GIVEN REQUEST: Transcribe the records exactly. Pictures do not belong in the transcription.

#### DATA LISTING ####

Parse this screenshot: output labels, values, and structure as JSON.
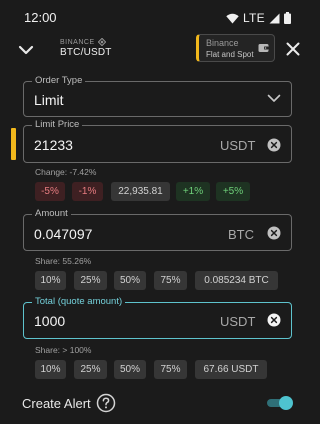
{
  "status_bar": {
    "time": "12:00",
    "network": "LTE"
  },
  "header": {
    "exchange": "BINANCE",
    "pair": "BTC/USDT",
    "account_name": "Binance",
    "account_type": "Flat and Spot",
    "icons": [
      "chevron-down-icon",
      "binance-logo-icon",
      "wallet-icon",
      "close-icon"
    ]
  },
  "order_type": {
    "label": "Order Type",
    "value": "Limit"
  },
  "limit_price": {
    "label": "Limit Price",
    "value": "21233",
    "unit": "USDT",
    "change_text": "Change: -7.42%",
    "chips": [
      "-5%",
      "-1%",
      "22,935.81",
      "+1%",
      "+5%"
    ]
  },
  "amount": {
    "label": "Amount",
    "value": "0.047097",
    "unit": "BTC",
    "share_text": "Share: 55.26%",
    "chips": [
      "10%",
      "25%",
      "50%",
      "75%",
      "0.085234 BTC"
    ]
  },
  "total": {
    "label": "Total (quote amount)",
    "value": "1000",
    "unit": "USDT",
    "share_text": "Share: > 100%",
    "chips": [
      "10%",
      "25%",
      "50%",
      "75%",
      "67.66 USDT"
    ]
  },
  "create_alert": {
    "label": "Create Alert",
    "enabled": true
  },
  "colors": {
    "accent": "#f2b81c",
    "teal": "#4ec3cf",
    "red": "#e77c80",
    "green": "#6fd17a"
  }
}
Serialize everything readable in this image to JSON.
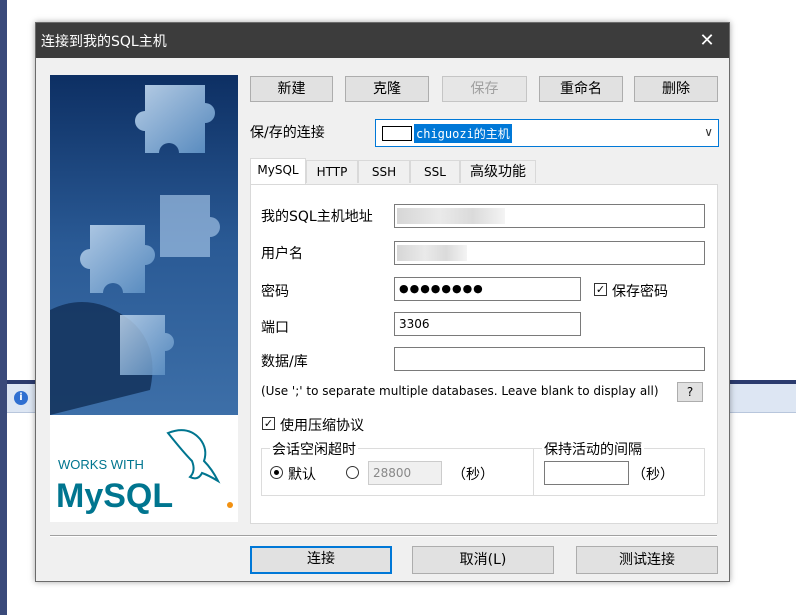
{
  "dialog": {
    "title": "连接到我的SQL主机",
    "close_glyph": "✕"
  },
  "toolbar": {
    "new": "新建",
    "clone": "克隆",
    "save": "保存",
    "rename": "重命名",
    "delete": "删除"
  },
  "saved_connection": {
    "label": "保/存的连接",
    "value": "chiguozi的主机"
  },
  "tabs": [
    {
      "label": "MySQL",
      "active": true
    },
    {
      "label": "HTTP"
    },
    {
      "label": "SSH"
    },
    {
      "label": "SSL"
    },
    {
      "label": "高级功能"
    }
  ],
  "form": {
    "host_label": "我的SQL主机地址",
    "user_label": "用户名",
    "password_label": "密码",
    "password_value": "●●●●●●●●",
    "save_password_label": "保存密码",
    "save_password_checked": true,
    "port_label": "端口",
    "port_value": "3306",
    "database_label": "数据/库",
    "database_value": "",
    "hint": "(Use ';' to separate multiple databases. Leave blank to display all)",
    "help_label": "?",
    "compression_label": "使用压缩协议",
    "compression_checked": true,
    "idle_group_title": "会话空闲超时",
    "idle_default_label": "默认",
    "idle_custom_value": "28800",
    "idle_unit": "（秒）",
    "keepalive_group_title": "保持活动的间隔",
    "keepalive_value": "",
    "keepalive_unit": "（秒）"
  },
  "footer": {
    "connect": "连接",
    "cancel": "取消(L)",
    "test": "测试连接"
  },
  "side_image": {
    "works_with": "WORKS WITH",
    "mysql": "MySQL"
  },
  "colors": {
    "accent": "#0078d7",
    "titlebar": "#3c3c3c",
    "mysql_blue": "#00758f",
    "mysql_orange": "#f29111"
  }
}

####

EXPECTED ANSWER:
Parse this screenshot: output labels, values, and structure as JSON.
{
  "status_bar": {
    "time": "12:00",
    "network": "LTE"
  },
  "header": {
    "exchange": "BINANCE",
    "pair": "BTC/USDT",
    "account_name": "Binance",
    "account_type": "Flat and Spot",
    "icons": [
      "chevron-down-icon",
      "binance-logo-icon",
      "wallet-icon",
      "close-icon"
    ]
  },
  "order_type": {
    "label": "Order Type",
    "value": "Limit"
  },
  "limit_price": {
    "label": "Limit Price",
    "value": "21233",
    "unit": "USDT",
    "change_text": "Change: -7.42%",
    "chips": [
      "-5%",
      "-1%",
      "22,935.81",
      "+1%",
      "+5%"
    ]
  },
  "amount": {
    "label": "Amount",
    "value": "0.047097",
    "unit": "BTC",
    "share_text": "Share: 55.26%",
    "chips": [
      "10%",
      "25%",
      "50%",
      "75%",
      "0.085234 BTC"
    ]
  },
  "total": {
    "label": "Total (quote amount)",
    "value": "1000",
    "unit": "USDT",
    "share_text": "Share: > 100%",
    "chips": [
      "10%",
      "25%",
      "50%",
      "75%",
      "67.66 USDT"
    ]
  },
  "create_alert": {
    "label": "Create Alert",
    "enabled": true
  },
  "colors": {
    "accent": "#f2b81c",
    "teal": "#4ec3cf",
    "red": "#e77c80",
    "green": "#6fd17a"
  }
}
Serialize everything readable in this image to JSON.
{
  "dialog": {
    "title": "连接到我的SQL主机",
    "close_glyph": "✕"
  },
  "toolbar": {
    "new": "新建",
    "clone": "克隆",
    "save": "保存",
    "rename": "重命名",
    "delete": "删除"
  },
  "saved_connection": {
    "label": "保/存的连接",
    "value": "chiguozi的主机"
  },
  "tabs": [
    {
      "label": "MySQL",
      "active": true
    },
    {
      "label": "HTTP"
    },
    {
      "label": "SSH"
    },
    {
      "label": "SSL"
    },
    {
      "label": "高级功能"
    }
  ],
  "form": {
    "host_label": "我的SQL主机地址",
    "user_label": "用户名",
    "password_label": "密码",
    "password_value": "●●●●●●●●",
    "save_password_label": "保存密码",
    "save_password_checked": true,
    "port_label": "端口",
    "port_value": "3306",
    "database_label": "数据/库",
    "database_value": "",
    "hint": "(Use ';' to separate multiple databases. Leave blank to display all)",
    "help_label": "?",
    "compression_label": "使用压缩协议",
    "compression_checked": true,
    "idle_group_title": "会话空闲超时",
    "idle_default_label": "默认",
    "idle_custom_value": "28800",
    "idle_unit": "（秒）",
    "keepalive_group_title": "保持活动的间隔",
    "keepalive_value": "",
    "keepalive_unit": "（秒）"
  },
  "footer": {
    "connect": "连接",
    "cancel": "取消(L)",
    "test": "测试连接"
  },
  "side_image": {
    "works_with": "WORKS WITH",
    "mysql": "MySQL"
  },
  "colors": {
    "accent": "#0078d7",
    "titlebar": "#3c3c3c",
    "mysql_blue": "#00758f",
    "mysql_orange": "#f29111"
  }
}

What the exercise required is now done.